▶ [Your goal]:
Search the material below for the word "value" and copy every line in which it occurs.

— start —

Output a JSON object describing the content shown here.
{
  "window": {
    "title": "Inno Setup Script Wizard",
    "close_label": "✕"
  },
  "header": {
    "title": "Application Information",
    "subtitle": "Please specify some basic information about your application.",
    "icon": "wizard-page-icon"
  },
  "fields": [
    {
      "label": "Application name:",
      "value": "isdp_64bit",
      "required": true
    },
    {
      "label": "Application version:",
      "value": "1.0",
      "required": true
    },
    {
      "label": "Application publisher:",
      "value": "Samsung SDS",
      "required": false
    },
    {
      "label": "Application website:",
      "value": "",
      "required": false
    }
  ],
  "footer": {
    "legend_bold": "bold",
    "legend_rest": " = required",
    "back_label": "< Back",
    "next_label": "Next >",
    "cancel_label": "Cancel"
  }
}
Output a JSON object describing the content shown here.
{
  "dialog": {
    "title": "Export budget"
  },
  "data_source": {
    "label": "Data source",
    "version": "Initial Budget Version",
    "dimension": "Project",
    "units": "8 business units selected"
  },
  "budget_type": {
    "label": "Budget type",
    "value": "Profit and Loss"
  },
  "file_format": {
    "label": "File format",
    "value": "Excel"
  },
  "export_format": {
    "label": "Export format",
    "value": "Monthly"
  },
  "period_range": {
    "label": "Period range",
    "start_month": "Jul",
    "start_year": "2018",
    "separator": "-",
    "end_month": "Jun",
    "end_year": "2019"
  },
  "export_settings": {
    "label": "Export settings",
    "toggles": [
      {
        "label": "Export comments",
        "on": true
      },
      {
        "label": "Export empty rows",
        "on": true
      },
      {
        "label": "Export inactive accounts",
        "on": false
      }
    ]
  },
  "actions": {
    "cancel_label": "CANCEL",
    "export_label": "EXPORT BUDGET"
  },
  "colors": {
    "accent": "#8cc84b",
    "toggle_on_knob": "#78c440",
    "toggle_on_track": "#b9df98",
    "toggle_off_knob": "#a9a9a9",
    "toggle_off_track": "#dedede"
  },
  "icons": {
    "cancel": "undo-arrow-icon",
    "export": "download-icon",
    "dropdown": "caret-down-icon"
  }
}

— end —

▶ [Correct result]:
      "value": "isdp_64bit",
      "value": "1.0",
      "value": "Samsung SDS",
      "value": "",
    "value": "Profit and Loss"
    "value": "Excel"
    "value": "Monthly"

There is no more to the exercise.